TASK INSTRUCTIONS: Every line of the data that contains the string "weergegeven" must be copied.

Data entries:
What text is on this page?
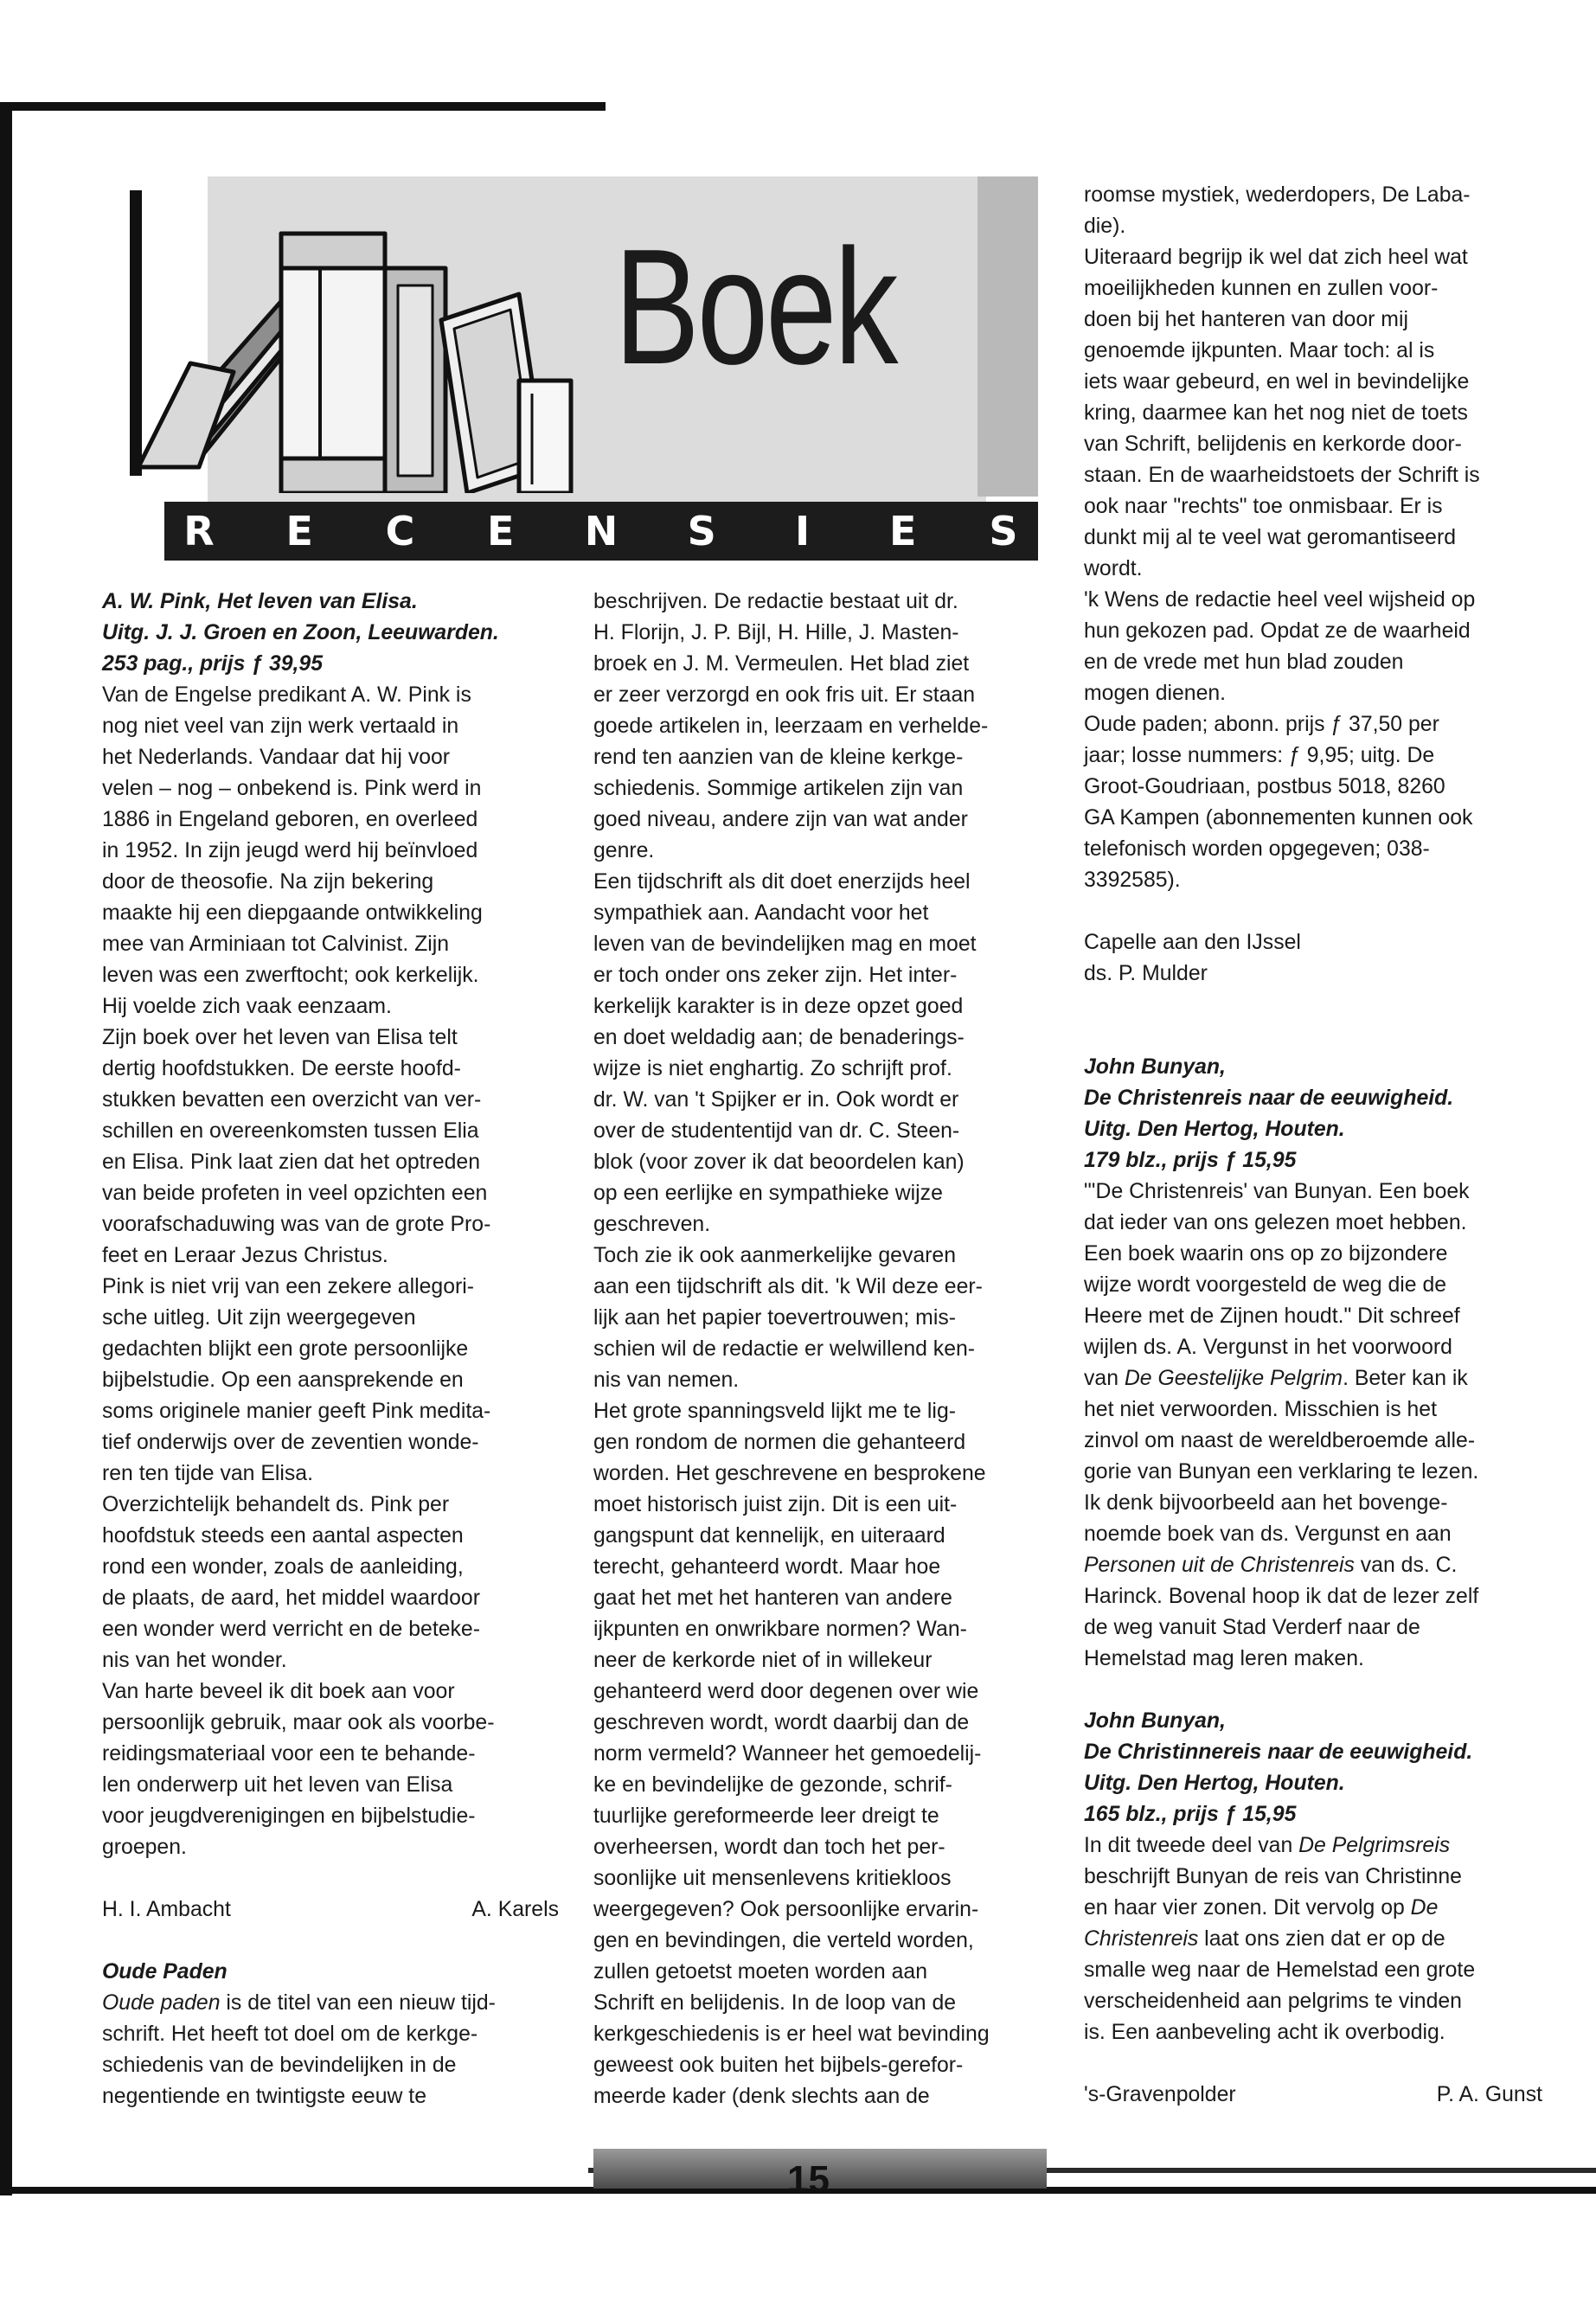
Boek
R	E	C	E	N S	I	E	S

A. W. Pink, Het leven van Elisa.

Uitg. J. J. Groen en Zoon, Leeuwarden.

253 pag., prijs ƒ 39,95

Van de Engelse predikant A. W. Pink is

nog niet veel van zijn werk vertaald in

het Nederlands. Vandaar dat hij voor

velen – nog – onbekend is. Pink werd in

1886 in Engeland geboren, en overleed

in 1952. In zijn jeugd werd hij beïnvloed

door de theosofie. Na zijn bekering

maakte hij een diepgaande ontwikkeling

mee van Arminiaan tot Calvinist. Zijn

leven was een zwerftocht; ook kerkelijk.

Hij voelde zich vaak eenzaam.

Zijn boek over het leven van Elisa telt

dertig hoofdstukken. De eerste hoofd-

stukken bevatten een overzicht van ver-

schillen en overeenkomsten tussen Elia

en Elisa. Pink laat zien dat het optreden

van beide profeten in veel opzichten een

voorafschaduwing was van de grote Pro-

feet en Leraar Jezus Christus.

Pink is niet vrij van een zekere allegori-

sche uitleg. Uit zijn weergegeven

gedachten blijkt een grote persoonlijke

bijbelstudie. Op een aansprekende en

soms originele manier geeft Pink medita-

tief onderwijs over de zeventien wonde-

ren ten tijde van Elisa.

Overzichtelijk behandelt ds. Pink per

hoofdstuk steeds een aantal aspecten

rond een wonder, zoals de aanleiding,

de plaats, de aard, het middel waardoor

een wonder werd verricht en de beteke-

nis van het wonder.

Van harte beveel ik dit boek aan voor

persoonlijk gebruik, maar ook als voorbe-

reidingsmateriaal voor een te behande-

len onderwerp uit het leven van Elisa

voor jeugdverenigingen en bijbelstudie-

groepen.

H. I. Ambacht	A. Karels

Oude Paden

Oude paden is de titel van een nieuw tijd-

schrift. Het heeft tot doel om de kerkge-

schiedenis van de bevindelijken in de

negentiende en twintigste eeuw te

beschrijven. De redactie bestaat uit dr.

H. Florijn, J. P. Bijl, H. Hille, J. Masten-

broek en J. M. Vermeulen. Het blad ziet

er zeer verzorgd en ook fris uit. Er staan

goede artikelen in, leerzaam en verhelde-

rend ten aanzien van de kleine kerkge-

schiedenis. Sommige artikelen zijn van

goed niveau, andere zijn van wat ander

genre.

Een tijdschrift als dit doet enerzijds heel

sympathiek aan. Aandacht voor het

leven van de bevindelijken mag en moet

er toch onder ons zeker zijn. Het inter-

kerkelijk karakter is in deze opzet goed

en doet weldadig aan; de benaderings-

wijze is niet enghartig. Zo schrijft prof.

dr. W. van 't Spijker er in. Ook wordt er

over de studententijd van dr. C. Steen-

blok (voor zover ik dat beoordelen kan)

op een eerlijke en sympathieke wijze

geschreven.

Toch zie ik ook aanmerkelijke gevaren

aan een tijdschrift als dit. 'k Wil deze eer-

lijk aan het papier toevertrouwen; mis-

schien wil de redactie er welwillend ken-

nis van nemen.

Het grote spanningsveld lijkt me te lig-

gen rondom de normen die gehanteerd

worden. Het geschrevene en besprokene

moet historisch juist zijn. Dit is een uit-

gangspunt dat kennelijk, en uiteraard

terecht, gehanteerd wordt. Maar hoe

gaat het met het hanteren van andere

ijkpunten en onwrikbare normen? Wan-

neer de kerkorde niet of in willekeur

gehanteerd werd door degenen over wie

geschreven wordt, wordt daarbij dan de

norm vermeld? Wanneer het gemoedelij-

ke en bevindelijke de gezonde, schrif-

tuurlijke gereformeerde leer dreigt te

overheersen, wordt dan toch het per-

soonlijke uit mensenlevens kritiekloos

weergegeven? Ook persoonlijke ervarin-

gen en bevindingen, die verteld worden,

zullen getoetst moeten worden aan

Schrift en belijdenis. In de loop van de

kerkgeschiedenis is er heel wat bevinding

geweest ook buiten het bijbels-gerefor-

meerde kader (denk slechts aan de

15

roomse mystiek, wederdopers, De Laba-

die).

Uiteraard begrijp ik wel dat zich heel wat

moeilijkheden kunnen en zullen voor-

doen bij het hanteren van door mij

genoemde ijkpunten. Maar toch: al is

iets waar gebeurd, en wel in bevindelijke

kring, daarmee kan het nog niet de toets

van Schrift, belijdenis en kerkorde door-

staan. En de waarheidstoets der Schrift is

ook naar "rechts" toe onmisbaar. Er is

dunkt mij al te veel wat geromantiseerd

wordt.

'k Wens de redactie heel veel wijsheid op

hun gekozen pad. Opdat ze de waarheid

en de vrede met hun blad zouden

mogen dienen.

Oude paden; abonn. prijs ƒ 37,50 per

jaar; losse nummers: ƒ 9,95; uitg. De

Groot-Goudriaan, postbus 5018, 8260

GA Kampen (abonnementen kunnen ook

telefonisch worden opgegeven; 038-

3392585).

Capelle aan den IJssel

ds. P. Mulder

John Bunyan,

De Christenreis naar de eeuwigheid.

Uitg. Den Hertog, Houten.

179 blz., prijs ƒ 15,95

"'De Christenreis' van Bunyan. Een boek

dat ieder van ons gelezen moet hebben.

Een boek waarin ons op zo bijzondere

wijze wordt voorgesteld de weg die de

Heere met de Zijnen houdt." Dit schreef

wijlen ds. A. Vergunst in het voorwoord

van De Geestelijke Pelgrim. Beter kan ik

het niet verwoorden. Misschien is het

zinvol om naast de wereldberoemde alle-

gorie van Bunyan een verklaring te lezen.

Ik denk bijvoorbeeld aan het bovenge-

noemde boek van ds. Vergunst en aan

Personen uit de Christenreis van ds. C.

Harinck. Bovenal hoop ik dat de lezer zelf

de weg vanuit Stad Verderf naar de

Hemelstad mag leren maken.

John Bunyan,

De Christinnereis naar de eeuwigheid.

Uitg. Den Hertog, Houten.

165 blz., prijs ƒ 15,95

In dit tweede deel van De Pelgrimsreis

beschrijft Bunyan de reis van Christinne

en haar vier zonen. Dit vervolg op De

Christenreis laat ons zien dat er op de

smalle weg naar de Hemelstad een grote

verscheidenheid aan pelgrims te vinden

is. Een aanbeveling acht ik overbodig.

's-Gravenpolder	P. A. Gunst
---
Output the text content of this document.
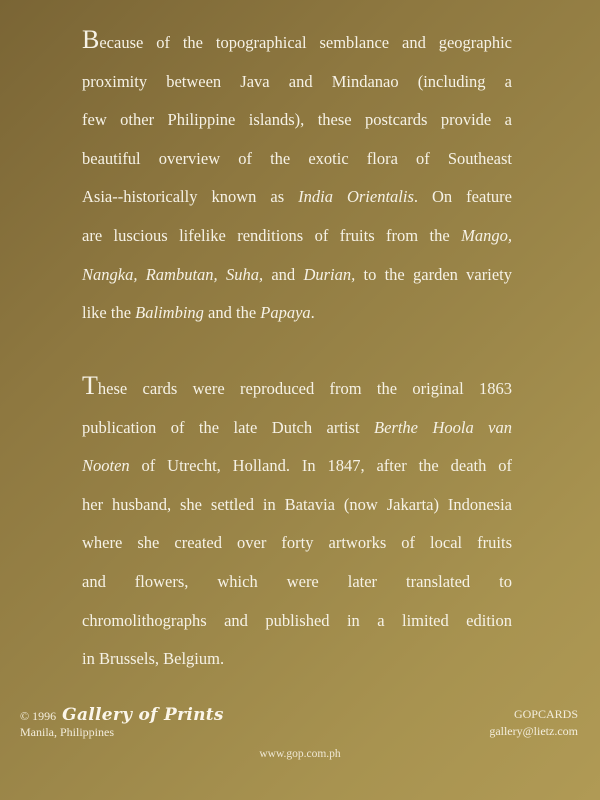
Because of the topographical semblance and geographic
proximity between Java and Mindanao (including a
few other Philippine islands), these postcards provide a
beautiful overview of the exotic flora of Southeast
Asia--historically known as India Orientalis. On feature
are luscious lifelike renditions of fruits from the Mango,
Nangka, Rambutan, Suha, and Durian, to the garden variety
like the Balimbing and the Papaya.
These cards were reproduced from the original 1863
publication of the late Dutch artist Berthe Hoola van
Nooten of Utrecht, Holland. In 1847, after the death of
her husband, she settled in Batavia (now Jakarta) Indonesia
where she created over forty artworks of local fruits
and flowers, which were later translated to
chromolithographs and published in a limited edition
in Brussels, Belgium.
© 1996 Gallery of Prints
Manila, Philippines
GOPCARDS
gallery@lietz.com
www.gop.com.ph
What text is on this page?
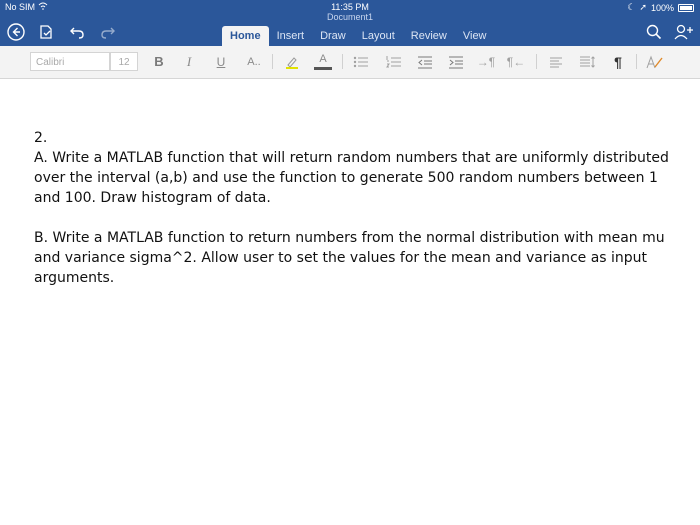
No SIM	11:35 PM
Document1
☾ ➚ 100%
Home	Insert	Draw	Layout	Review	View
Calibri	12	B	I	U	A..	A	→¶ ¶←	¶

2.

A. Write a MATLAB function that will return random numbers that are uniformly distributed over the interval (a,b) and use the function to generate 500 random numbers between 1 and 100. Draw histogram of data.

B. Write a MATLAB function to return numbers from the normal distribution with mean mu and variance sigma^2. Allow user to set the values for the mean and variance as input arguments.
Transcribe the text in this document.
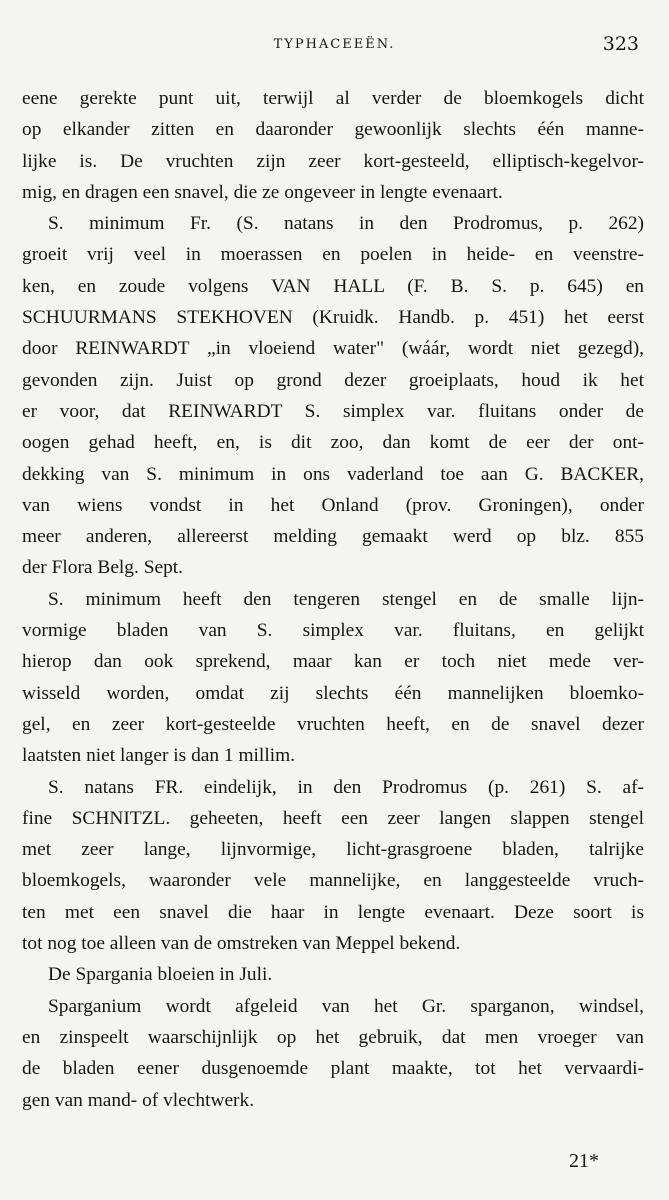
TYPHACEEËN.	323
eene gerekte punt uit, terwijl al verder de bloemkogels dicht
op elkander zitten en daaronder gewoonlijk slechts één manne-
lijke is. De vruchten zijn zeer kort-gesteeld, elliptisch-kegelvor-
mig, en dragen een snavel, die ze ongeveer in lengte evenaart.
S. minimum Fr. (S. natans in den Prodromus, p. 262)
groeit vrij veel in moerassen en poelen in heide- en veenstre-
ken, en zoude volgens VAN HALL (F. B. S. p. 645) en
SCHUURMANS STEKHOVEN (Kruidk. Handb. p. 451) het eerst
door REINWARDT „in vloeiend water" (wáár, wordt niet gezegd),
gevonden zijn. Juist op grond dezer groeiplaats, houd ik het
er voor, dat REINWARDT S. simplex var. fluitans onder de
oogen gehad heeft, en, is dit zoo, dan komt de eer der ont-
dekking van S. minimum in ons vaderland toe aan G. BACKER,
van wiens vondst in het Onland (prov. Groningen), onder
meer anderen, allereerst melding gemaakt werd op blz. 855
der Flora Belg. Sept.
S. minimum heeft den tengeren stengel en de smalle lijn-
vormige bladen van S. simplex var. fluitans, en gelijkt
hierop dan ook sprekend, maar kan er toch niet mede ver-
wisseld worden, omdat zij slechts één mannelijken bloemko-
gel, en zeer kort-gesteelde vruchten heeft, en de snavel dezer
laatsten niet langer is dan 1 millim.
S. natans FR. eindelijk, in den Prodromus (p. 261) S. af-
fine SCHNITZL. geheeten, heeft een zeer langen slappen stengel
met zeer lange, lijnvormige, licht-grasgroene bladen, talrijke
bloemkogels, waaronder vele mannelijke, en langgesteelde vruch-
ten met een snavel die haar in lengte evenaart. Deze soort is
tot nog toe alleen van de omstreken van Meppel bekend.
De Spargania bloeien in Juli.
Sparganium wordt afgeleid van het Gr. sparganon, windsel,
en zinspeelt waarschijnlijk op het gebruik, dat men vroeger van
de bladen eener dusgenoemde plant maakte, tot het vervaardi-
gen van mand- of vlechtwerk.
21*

OUTPUT OF THE EXERCISE:
sche uitleg. Uit zijn weergegeven
weergegeven? Ook persoonlijke ervarin-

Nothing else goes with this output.